Request → Read the lines that follow and pick out every one containing the word "intro".

Record extracts →

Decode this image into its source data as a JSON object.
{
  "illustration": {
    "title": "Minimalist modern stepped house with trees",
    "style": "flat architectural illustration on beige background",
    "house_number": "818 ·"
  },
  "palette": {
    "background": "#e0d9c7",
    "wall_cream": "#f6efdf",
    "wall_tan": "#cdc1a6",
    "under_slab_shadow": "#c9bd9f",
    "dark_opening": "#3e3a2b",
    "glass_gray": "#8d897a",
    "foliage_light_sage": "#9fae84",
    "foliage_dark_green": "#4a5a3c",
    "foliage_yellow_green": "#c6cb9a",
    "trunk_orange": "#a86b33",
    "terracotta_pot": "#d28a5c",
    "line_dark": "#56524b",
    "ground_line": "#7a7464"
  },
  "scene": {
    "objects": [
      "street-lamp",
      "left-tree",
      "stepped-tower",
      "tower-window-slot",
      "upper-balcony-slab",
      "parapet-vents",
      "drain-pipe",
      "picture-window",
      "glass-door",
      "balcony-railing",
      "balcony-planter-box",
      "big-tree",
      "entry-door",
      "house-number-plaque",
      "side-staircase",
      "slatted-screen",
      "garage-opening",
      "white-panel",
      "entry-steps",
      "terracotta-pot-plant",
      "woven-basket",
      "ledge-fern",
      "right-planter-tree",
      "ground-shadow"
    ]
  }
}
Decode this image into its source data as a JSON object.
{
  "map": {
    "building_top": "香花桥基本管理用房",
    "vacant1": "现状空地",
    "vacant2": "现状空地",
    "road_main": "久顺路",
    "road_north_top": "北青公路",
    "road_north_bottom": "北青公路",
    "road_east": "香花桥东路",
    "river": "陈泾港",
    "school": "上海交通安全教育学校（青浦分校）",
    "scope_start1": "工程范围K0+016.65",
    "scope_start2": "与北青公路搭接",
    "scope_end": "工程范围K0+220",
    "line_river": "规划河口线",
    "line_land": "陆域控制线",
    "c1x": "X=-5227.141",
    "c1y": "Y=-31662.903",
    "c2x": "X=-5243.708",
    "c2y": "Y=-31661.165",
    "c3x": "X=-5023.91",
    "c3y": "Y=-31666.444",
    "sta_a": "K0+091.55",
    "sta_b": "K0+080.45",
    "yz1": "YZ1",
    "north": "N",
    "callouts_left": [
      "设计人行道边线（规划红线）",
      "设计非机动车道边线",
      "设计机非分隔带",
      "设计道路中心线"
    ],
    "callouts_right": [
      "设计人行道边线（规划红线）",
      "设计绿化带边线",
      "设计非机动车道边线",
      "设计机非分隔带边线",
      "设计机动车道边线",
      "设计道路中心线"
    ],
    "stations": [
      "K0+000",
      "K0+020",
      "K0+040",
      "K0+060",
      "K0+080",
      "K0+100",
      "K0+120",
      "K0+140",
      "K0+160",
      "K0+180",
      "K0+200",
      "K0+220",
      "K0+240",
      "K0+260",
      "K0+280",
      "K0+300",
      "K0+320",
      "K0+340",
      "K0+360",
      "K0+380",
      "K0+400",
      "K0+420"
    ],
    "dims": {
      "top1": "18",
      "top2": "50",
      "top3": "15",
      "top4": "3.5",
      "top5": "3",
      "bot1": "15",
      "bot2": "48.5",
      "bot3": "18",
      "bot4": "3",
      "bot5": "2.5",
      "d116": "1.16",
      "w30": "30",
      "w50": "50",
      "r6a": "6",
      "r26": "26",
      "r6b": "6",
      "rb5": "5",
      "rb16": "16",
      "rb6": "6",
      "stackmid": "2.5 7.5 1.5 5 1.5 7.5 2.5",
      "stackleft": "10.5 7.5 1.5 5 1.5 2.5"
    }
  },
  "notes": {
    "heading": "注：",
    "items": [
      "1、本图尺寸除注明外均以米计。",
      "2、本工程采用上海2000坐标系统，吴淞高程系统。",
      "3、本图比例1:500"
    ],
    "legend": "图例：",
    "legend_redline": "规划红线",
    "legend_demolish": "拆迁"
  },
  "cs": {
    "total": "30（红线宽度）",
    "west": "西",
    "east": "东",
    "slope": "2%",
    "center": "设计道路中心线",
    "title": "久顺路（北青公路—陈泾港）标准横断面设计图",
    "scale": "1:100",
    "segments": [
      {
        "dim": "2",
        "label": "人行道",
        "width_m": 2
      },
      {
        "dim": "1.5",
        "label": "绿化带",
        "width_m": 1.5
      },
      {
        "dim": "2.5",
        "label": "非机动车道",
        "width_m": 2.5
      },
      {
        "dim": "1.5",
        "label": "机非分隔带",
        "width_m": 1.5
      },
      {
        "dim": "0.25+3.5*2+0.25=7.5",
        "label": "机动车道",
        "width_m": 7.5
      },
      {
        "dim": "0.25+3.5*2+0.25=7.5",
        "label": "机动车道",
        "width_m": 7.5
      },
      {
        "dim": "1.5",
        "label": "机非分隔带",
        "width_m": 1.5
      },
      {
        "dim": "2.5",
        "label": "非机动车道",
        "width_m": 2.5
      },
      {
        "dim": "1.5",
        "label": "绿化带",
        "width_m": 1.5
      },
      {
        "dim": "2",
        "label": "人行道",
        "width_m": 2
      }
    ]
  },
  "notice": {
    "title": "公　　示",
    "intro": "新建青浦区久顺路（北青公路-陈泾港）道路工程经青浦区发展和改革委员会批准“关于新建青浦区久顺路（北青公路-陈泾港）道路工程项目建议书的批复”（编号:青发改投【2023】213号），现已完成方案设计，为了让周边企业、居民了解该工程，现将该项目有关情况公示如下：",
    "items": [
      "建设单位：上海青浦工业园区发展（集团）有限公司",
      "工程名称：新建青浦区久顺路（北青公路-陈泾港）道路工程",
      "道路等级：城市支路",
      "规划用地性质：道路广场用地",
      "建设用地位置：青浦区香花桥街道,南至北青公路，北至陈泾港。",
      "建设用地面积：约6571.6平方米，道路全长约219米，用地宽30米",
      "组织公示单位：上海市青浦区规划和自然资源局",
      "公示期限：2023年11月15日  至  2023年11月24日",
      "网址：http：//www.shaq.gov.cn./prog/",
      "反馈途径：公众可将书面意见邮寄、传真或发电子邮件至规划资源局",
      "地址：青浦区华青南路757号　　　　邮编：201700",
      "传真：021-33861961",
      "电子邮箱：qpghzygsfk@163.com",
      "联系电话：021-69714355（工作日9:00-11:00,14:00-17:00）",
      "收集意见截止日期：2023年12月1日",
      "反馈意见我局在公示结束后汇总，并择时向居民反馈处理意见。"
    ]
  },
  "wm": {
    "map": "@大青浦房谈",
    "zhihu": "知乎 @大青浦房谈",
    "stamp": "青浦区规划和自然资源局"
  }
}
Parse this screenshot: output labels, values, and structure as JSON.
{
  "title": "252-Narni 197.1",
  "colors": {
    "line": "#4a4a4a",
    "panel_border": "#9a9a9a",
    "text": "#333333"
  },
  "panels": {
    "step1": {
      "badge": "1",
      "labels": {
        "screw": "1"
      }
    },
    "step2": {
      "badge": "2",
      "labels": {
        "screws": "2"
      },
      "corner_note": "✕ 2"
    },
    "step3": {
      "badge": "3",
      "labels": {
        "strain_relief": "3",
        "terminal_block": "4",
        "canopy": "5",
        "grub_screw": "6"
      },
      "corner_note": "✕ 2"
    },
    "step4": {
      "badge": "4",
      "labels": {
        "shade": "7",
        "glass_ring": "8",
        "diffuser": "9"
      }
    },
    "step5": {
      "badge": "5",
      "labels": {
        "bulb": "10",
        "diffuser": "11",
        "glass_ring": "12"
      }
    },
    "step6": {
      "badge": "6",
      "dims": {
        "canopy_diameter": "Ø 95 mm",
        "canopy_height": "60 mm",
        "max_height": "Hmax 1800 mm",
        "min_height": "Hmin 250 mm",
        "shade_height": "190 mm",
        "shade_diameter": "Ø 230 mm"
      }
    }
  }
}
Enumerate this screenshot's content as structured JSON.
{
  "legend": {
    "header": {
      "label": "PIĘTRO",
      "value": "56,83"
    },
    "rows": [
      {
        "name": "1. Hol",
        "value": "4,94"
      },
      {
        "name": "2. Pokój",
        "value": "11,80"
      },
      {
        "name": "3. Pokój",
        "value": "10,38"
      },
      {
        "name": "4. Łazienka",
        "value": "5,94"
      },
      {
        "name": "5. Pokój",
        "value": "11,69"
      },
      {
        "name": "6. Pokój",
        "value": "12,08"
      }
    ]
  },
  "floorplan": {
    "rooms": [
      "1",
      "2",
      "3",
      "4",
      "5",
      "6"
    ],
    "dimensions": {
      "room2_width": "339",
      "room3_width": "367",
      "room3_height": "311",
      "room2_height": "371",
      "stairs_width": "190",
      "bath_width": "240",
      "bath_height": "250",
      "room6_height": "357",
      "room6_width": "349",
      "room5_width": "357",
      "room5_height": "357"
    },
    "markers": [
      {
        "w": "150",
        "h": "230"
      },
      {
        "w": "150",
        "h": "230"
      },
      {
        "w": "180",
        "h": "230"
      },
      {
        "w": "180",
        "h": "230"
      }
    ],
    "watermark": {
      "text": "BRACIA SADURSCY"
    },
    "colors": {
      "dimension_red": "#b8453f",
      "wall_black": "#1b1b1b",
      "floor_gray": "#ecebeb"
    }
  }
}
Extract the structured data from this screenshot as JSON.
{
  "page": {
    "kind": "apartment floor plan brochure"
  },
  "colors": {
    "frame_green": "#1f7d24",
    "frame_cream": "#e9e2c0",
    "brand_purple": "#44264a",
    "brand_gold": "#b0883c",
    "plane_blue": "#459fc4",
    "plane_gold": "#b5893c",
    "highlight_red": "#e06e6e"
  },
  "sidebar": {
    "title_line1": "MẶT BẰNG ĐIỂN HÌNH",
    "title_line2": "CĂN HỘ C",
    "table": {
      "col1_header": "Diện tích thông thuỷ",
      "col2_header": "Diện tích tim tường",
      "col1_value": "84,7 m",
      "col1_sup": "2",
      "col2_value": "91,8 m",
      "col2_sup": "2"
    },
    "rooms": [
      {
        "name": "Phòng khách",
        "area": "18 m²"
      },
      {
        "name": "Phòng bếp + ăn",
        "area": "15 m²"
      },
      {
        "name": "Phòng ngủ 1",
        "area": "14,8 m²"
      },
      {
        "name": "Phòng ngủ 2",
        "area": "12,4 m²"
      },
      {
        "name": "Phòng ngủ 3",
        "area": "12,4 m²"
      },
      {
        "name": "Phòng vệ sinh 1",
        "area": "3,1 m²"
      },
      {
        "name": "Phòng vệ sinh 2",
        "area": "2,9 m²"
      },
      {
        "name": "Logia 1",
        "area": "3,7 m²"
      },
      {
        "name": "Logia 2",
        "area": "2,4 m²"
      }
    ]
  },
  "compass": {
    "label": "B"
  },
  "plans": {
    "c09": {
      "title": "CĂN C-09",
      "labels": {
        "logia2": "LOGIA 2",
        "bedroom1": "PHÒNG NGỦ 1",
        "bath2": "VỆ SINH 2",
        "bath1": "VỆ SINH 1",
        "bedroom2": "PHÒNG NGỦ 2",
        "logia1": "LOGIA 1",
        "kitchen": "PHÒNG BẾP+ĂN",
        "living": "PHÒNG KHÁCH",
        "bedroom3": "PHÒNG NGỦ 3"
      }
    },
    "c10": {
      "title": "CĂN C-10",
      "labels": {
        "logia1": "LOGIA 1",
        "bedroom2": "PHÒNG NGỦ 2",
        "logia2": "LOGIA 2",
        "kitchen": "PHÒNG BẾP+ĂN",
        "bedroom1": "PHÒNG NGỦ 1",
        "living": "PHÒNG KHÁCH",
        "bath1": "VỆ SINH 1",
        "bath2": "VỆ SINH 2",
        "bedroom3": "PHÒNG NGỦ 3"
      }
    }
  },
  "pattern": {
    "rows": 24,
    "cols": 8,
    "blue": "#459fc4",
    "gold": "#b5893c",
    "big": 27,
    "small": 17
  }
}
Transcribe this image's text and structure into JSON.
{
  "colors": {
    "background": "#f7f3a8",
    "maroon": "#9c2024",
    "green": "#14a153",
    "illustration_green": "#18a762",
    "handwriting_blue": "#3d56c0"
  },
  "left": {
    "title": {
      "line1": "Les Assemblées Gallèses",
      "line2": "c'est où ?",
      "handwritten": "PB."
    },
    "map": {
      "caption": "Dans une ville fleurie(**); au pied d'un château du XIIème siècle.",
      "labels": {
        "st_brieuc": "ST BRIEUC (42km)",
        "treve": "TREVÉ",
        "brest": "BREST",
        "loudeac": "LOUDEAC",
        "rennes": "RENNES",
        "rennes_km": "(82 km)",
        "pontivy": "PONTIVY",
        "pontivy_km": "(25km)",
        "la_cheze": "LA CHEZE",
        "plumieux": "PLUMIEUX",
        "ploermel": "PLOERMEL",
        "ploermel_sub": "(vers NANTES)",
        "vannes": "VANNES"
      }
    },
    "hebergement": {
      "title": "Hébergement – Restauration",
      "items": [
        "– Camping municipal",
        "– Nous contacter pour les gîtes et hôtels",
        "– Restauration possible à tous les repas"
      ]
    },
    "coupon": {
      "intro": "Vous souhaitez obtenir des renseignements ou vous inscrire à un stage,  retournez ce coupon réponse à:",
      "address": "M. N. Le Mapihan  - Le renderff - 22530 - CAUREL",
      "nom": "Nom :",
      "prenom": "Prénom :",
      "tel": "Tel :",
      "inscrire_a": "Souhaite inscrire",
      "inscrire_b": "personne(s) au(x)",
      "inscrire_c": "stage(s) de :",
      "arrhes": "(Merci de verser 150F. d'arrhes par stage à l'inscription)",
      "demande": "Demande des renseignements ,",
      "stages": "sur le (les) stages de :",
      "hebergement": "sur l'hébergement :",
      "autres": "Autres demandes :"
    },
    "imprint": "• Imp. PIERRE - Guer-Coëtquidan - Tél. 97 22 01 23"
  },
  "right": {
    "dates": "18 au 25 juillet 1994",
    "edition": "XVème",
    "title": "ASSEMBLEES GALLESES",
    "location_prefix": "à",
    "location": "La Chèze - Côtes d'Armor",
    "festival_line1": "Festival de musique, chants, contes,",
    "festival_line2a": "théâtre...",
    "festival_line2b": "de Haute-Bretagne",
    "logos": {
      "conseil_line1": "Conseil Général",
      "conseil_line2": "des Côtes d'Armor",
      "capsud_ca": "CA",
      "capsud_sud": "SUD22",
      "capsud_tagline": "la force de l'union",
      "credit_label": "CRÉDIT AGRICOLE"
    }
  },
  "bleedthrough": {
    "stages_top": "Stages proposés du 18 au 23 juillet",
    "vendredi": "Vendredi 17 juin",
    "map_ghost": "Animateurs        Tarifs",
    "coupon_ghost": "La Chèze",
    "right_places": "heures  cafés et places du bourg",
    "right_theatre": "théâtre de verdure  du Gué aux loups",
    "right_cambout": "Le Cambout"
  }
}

In response →
    "intro": "新建青浦区久顺路（北青公路-陈泾港）道路工程经青浦区发展和改革委员会批准“关于新建青浦区久顺路（北青公路-陈泾港）道路工程项目建议书的批复”（编号:青发改投【2023】213号），现已完成方案设计，为了让周边企业、居民了解该工程，现将该项目有关情况公示如下：",
      "intro": "Vous souhaitez obtenir des renseignements ou vous inscrire à un stage,  retournez ce coupon réponse à:",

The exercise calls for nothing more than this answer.